Each entry below is to be printed verbatim.

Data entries
+ + + + + + +

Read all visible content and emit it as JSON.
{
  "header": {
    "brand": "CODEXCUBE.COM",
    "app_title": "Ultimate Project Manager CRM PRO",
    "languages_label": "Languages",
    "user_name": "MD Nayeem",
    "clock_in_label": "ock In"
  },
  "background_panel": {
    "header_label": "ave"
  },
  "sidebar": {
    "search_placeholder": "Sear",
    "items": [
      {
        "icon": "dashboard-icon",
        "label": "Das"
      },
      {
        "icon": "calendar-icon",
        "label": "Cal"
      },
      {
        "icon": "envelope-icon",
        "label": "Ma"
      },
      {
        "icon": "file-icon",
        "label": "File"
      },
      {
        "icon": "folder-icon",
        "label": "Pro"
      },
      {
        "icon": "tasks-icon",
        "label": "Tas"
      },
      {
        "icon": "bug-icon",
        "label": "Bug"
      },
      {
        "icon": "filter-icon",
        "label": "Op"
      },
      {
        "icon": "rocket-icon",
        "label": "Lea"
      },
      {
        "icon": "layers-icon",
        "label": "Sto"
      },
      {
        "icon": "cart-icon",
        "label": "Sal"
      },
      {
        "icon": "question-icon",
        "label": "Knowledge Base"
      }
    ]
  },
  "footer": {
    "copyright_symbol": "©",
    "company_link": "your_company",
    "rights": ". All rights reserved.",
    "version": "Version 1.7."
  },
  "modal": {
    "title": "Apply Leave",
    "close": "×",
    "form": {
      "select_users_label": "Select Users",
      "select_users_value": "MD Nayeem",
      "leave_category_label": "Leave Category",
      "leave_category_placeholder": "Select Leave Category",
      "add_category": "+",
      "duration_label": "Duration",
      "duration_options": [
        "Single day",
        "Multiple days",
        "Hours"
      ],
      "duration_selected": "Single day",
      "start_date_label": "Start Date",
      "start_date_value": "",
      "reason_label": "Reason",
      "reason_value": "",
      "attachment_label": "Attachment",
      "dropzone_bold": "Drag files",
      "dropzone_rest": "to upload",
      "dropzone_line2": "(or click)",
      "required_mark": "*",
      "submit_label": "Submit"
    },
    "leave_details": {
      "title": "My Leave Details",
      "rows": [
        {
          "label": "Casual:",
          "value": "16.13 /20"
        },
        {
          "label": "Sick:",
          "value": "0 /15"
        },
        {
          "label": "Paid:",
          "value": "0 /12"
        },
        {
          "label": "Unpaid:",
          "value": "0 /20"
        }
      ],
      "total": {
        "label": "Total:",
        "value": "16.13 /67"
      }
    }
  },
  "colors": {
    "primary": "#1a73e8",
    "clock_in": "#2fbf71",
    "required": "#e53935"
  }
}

+ + + + + + +

◆ **SOLUTION**
Read all visible content and emit it as JSON.
{
  "header": {
    "brand": "CODEXCUBE.COM",
    "app_title": "Ultimate Project Manager CRM PRO",
    "languages_label": "Languages",
    "user_name": "MD Nayeem",
    "clock_in_label": "ock In"
  },
  "background_panel": {
    "header_label": "ave"
  },
  "sidebar": {
    "search_placeholder": "Sear",
    "items": [
      {
        "icon": "dashboard-icon",
        "label": "Das"
      },
      {
        "icon": "calendar-icon",
        "label": "Cal"
      },
      {
        "icon": "envelope-icon",
        "label": "Ma"
      },
      {
        "icon": "file-icon",
        "label": "File"
      },
      {
        "icon": "folder-icon",
        "label": "Pro"
      },
      {
        "icon": "tasks-icon",
        "label": "Tas"
      },
      {
        "icon": "bug-icon",
        "label": "Bug"
      },
      {
        "icon": "filter-icon",
        "label": "Op"
      },
      {
        "icon": "rocket-icon",
        "label": "Lea"
      },
      {
        "icon": "layers-icon",
        "label": "Sto"
      },
      {
        "icon": "cart-icon",
        "label": "Sal"
      },
      {
        "icon": "question-icon",
        "label": "Knowledge Base"
      }
    ]
  },
  "footer": {
    "copyright_symbol": "©",
    "company_link": "your_company",
    "rights": ". All rights reserved.",
    "version": "Version 1.7."
  },
  "modal": {
    "title": "Apply Leave",
    "close": "×",
    "form": {
      "select_users_label": "Select Users",
      "select_users_value": "MD Nayeem",
      "leave_category_label": "Leave Category",
      "leave_category_placeholder": "Select Leave Category",
      "add_category": "+",
      "duration_label": "Duration",
      "duration_options": [
        "Single day",
        "Multiple days",
        "Hours"
      ],
      "duration_selected": "Single day",
      "start_date_label": "Start Date",
      "start_date_value": "",
      "reason_label": "Reason",
      "reason_value": "",
      "attachment_label": "Attachment",
      "dropzone_bold": "Drag files",
      "dropzone_rest": "to upload",
      "dropzone_line2": "(or click)",
      "required_mark": "*",
      "submit_label": "Submit"
    },
    "leave_details": {
      "title": "My Leave Details",
      "rows": [
        {
          "label": "Casual:",
          "value": "16.13 /20"
        },
        {
          "label": "Sick:",
          "value": "0 /15"
        },
        {
          "label": "Paid:",
          "value": "0 /12"
        },
        {
          "label": "Unpaid:",
          "value": "0 /20"
        }
      ],
      "total": {
        "label": "Total:",
        "value": "16.13 /67"
      }
    }
  },
  "colors": {
    "primary": "#1a73e8",
    "clock_in": "#2fbf71",
    "required": "#e53935"
  }
}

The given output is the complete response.